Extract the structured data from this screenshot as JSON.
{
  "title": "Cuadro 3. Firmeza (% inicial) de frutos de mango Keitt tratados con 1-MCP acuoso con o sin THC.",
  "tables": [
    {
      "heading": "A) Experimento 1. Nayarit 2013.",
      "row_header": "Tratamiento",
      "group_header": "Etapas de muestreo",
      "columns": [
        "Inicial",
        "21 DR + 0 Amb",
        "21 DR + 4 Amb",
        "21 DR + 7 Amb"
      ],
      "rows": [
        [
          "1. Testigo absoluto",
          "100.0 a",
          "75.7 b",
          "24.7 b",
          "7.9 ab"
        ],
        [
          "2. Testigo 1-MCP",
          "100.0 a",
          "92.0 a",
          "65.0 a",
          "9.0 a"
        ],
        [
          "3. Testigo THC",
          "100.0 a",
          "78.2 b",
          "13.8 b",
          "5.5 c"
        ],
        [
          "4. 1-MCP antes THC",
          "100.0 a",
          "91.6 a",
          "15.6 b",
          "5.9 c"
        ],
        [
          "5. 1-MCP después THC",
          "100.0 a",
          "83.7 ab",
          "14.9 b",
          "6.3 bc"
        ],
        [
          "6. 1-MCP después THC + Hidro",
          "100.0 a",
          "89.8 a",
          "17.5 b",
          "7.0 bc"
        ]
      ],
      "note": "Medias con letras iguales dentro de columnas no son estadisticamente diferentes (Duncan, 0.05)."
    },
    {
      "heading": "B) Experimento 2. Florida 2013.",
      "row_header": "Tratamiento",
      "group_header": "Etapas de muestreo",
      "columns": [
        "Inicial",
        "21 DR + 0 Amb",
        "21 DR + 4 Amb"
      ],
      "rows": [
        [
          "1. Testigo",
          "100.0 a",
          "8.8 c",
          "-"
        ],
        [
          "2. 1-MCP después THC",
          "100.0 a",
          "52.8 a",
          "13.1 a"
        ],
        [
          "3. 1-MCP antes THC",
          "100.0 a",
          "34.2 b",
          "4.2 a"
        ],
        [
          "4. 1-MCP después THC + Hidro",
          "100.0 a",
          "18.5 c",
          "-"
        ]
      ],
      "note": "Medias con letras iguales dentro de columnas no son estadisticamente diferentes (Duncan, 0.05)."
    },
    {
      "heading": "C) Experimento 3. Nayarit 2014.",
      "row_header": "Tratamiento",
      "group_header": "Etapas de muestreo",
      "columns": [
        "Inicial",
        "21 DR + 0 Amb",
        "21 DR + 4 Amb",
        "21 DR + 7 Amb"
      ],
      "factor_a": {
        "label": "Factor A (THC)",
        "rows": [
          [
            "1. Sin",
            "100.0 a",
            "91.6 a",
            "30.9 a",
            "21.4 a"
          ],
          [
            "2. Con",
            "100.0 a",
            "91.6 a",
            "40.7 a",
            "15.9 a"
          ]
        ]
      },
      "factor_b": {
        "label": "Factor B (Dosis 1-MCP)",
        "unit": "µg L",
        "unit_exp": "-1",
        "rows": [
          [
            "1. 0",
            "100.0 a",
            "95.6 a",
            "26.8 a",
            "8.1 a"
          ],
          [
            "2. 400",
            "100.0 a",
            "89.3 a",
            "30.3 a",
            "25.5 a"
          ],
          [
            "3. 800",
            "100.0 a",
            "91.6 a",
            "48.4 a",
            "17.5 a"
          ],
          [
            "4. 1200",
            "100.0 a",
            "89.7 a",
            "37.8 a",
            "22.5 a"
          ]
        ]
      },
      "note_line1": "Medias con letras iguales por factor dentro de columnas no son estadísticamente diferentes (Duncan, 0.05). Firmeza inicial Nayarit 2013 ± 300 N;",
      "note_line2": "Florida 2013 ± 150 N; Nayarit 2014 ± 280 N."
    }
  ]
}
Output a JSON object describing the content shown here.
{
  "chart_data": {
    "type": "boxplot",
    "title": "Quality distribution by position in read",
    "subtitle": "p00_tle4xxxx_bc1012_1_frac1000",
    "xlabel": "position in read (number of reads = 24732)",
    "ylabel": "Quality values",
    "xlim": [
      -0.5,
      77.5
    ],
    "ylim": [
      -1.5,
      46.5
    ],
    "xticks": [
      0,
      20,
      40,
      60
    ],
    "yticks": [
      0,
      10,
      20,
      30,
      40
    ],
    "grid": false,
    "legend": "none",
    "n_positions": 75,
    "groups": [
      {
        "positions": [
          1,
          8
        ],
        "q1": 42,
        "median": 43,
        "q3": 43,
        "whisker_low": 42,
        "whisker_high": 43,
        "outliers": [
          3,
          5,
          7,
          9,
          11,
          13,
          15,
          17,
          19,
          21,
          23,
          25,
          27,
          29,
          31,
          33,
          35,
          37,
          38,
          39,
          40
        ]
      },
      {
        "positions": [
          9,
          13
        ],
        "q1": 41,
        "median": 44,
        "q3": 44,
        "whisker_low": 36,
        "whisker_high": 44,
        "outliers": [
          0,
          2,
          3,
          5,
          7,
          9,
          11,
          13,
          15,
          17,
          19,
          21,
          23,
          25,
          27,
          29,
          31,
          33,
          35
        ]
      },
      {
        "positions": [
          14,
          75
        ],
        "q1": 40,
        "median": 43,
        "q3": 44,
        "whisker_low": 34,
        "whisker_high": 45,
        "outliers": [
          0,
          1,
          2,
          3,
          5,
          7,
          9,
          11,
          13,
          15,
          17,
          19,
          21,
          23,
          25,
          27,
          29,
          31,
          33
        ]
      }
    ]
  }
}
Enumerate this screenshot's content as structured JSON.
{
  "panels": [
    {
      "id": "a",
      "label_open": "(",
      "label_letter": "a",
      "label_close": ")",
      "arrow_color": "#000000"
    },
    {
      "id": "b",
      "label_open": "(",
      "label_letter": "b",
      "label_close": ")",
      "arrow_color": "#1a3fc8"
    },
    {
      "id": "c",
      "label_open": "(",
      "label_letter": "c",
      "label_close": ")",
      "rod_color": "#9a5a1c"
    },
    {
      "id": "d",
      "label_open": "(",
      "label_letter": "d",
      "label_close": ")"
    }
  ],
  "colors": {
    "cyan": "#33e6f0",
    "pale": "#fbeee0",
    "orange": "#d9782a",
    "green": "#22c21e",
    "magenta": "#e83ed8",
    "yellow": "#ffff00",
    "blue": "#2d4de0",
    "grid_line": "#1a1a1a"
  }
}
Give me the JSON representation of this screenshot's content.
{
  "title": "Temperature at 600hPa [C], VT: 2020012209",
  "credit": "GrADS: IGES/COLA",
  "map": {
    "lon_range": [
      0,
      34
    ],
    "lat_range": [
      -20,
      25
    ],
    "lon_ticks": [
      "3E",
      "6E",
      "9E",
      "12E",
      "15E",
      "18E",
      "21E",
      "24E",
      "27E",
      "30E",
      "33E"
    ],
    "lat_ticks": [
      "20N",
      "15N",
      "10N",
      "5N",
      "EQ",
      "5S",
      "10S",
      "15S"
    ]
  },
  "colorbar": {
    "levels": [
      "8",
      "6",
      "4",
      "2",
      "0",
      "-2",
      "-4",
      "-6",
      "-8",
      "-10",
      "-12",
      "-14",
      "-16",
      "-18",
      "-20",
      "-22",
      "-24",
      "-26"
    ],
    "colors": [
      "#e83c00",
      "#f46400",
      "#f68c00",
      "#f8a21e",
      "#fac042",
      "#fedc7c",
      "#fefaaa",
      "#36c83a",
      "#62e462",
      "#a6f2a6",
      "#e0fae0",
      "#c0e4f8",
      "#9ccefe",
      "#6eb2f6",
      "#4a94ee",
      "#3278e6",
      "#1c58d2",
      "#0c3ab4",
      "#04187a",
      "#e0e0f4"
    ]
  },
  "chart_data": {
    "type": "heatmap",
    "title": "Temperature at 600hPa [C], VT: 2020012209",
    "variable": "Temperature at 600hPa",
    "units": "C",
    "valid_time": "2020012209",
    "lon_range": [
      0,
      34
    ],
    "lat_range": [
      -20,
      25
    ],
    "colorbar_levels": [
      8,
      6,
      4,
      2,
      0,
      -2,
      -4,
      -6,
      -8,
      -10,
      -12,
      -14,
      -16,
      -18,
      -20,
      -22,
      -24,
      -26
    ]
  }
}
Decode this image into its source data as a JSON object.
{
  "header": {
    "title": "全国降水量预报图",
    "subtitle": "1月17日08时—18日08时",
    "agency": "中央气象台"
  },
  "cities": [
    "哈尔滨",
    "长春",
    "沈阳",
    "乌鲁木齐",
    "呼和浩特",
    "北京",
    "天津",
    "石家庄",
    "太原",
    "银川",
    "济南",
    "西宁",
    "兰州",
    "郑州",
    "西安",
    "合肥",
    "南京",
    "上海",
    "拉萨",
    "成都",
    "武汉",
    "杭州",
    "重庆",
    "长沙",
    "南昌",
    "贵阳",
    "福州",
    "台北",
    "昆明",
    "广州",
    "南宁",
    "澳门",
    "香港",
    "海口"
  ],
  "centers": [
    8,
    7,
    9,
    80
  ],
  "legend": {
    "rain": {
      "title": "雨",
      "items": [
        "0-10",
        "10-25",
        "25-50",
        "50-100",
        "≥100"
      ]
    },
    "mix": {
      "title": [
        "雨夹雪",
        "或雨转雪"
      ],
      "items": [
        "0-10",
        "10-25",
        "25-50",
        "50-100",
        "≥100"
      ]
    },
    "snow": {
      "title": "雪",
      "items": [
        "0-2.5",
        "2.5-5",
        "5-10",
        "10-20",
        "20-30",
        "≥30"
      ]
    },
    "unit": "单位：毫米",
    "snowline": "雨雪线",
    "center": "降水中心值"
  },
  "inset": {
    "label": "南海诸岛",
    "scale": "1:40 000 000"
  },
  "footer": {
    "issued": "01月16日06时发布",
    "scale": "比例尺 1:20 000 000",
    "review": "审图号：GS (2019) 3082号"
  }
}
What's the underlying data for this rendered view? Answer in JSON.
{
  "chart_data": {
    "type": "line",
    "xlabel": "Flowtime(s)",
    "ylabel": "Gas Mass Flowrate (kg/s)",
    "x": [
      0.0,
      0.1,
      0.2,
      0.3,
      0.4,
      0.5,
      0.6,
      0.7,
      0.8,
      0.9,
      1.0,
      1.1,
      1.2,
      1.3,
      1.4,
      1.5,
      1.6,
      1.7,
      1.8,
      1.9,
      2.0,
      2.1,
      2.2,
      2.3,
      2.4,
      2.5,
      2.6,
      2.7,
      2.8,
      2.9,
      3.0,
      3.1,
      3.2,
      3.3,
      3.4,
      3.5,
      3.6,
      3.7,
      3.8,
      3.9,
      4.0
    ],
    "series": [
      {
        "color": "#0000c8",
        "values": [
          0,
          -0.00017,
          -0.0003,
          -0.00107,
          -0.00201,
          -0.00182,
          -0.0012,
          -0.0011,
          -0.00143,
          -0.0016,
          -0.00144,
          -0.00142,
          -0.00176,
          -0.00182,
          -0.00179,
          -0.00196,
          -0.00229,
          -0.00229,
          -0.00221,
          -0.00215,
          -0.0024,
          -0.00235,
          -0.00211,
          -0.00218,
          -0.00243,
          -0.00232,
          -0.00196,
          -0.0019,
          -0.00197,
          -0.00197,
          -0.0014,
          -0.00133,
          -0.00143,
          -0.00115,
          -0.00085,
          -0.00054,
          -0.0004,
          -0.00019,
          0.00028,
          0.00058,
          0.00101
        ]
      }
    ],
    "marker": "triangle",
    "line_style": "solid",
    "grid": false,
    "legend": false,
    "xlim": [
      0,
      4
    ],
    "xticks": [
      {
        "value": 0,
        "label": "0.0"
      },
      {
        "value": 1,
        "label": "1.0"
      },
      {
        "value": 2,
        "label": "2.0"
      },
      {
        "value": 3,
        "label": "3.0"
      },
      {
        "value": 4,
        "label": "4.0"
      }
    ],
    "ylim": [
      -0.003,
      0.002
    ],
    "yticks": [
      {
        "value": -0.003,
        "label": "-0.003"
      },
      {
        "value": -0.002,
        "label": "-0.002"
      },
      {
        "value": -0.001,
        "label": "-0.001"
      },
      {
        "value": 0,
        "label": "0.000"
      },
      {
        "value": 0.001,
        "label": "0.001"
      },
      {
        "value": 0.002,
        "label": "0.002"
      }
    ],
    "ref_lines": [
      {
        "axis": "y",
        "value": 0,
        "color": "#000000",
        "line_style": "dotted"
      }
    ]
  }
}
..............................
What to work on:
Review the preceding data and report every line that includes the string "type".

Exercise answer:
    "type": "boxplot",
    "type": "heatmap",
    "type": "line",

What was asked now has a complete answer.